Set task:
Write out every record in full, exactly as written, please.

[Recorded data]
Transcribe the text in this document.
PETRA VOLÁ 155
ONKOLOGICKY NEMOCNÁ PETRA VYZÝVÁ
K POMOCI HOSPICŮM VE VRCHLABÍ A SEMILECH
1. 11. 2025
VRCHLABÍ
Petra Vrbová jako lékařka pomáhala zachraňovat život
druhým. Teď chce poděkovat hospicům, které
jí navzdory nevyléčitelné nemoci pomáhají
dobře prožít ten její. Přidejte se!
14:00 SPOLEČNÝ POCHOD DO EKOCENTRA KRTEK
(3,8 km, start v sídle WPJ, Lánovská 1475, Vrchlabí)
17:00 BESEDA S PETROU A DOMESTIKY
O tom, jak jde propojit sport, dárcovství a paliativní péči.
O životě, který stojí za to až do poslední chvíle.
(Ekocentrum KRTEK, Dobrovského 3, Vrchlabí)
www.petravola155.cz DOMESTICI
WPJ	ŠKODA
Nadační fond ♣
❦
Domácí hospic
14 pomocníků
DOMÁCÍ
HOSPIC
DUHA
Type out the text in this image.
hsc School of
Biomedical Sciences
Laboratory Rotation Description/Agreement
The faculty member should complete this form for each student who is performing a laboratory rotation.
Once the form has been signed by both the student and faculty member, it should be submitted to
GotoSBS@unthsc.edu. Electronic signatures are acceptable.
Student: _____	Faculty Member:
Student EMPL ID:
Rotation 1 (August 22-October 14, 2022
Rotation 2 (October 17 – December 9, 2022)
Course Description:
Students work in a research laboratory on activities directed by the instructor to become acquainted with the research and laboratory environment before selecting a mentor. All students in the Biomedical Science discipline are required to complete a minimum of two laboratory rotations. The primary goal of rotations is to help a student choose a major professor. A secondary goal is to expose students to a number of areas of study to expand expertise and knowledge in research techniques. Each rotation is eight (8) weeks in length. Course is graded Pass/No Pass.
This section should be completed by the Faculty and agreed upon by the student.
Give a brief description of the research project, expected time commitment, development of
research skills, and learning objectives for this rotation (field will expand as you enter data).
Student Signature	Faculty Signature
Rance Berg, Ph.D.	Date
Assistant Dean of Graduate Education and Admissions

Task answer:
Transcribe the text in this document.
PETRA VOLÁ 155
ONKOLOGICKY NEMOCNÁ PETRA VYZÝVÁ
K POMOCI HOSPICŮM VE VRCHLABÍ A SEMILECH
1. 11. 2025
VRCHLABÍ
Petra Vrbová jako lékařka pomáhala zachraňovat život
druhým. Teď chce poděkovat hospicům, které
jí navzdory nevyléčitelné nemoci pomáhají
dobře prožít ten její. Přidejte se!
14:00 SPOLEČNÝ POCHOD DO EKOCENTRA KRTEK
(3,8 km, start v sídle WPJ, Lánovská 1475, Vrchlabí)
17:00 BESEDA S PETROU A DOMESTIKY
O tom, jak jde propojit sport, dárcovství a paliativní péči.
O životě, který stojí za to až do poslední chvíle.
(Ekocentrum KRTEK, Dobrovského 3, Vrchlabí)
www.petravola155.cz DOMESTICI
WPJ	ŠKODA
Nadační fond ♣
❦
Domácí hospic
14 pomocníků
DOMÁCÍ
HOSPIC
DUHA
Type out the text in this image.
hsc School of
Biomedical Sciences
Laboratory Rotation Description/Agreement
The faculty member should complete this form for each student who is performing a laboratory rotation.
Once the form has been signed by both the student and faculty member, it should be submitted to
GotoSBS@unthsc.edu. Electronic signatures are acceptable.
Student: _____	Faculty Member:
Student EMPL ID:
Rotation 1 (August 22-October 14, 2022
Rotation 2 (October 17 – December 9, 2022)
Course Description:
Students work in a research laboratory on activities directed by the instructor to become acquainted with the research and laboratory environment before selecting a mentor. All students in the Biomedical Science discipline are required to complete a minimum of two laboratory rotations. The primary goal of rotations is to help a student choose a major professor. A secondary goal is to expose students to a number of areas of study to expand expertise and knowledge in research techniques. Each rotation is eight (8) weeks in length. Course is graded Pass/No Pass.
This section should be completed by the Faculty and agreed upon by the student.
Give a brief description of the research project, expected time commitment, development of
research skills, and learning objectives for this rotation (field will expand as you enter data).
Student Signature	Faculty Signature
Rance Berg, Ph.D.	Date
Assistant Dean of Graduate Education and Admissions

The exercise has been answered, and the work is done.